**Exercise prompt:**
Write out the whole listing exactly.

**Information supplied:**
---+---

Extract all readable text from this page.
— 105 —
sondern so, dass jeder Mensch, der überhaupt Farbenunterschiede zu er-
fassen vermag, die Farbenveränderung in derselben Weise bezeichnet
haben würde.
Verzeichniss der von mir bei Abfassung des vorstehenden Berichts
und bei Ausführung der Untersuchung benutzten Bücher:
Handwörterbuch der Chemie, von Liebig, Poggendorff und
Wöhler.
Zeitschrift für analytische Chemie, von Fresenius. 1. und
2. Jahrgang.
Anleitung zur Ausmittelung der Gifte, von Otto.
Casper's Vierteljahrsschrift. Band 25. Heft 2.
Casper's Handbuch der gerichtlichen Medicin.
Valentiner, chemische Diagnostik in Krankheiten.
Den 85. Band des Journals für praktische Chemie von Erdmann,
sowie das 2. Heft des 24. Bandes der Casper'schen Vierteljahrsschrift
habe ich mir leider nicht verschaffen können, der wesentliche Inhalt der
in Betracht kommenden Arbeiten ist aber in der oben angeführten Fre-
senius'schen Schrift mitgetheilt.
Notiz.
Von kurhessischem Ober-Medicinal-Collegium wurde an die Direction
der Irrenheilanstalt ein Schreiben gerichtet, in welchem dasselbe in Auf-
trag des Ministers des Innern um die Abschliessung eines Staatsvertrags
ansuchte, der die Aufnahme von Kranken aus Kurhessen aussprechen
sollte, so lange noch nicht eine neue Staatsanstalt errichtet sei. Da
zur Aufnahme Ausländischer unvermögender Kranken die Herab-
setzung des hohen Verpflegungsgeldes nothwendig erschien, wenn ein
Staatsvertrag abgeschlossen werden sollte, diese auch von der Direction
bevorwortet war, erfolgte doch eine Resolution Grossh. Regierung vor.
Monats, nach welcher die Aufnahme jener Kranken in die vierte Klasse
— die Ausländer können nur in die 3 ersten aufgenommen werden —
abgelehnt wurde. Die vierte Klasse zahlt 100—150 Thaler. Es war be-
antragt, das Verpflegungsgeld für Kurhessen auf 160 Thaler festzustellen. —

---+---

**Output for this task:**
Extract all readable text from this page.
— 105 —
sondern so, dass jeder Mensch, der überhaupt Farbenunterschiede zu er-
fassen vermag, die Farbenveränderung in derselben Weise bezeichnet
haben würde.
Verzeichniss der von mir bei Abfassung des vorstehenden Berichts
und bei Ausführung der Untersuchung benutzten Bücher:
Handwörterbuch der Chemie, von Liebig, Poggendorff und
Wöhler.
Zeitschrift für analytische Chemie, von Fresenius. 1. und
2. Jahrgang.
Anleitung zur Ausmittelung der Gifte, von Otto.
Casper's Vierteljahrsschrift. Band 25. Heft 2.
Casper's Handbuch der gerichtlichen Medicin.
Valentiner, chemische Diagnostik in Krankheiten.
Den 85. Band des Journals für praktische Chemie von Erdmann,
sowie das 2. Heft des 24. Bandes der Casper'schen Vierteljahrsschrift
habe ich mir leider nicht verschaffen können, der wesentliche Inhalt der
in Betracht kommenden Arbeiten ist aber in der oben angeführten Fre-
senius'schen Schrift mitgetheilt.
Notiz.
Von kurhessischem Ober-Medicinal-Collegium wurde an die Direction
der Irrenheilanstalt ein Schreiben gerichtet, in welchem dasselbe in Auf-
trag des Ministers des Innern um die Abschliessung eines Staatsvertrags
ansuchte, der die Aufnahme von Kranken aus Kurhessen aussprechen
sollte, so lange noch nicht eine neue Staatsanstalt errichtet sei. Da
zur Aufnahme Ausländischer unvermögender Kranken die Herab-
setzung des hohen Verpflegungsgeldes nothwendig erschien, wenn ein
Staatsvertrag abgeschlossen werden sollte, diese auch von der Direction
bevorwortet war, erfolgte doch eine Resolution Grossh. Regierung vor.
Monats, nach welcher die Aufnahme jener Kranken in die vierte Klasse
— die Ausländer können nur in die 3 ersten aufgenommen werden —
abgelehnt wurde. Die vierte Klasse zahlt 100—150 Thaler. Es war be-
antragt, das Verpflegungsgeld für Kurhessen auf 160 Thaler festzustellen. —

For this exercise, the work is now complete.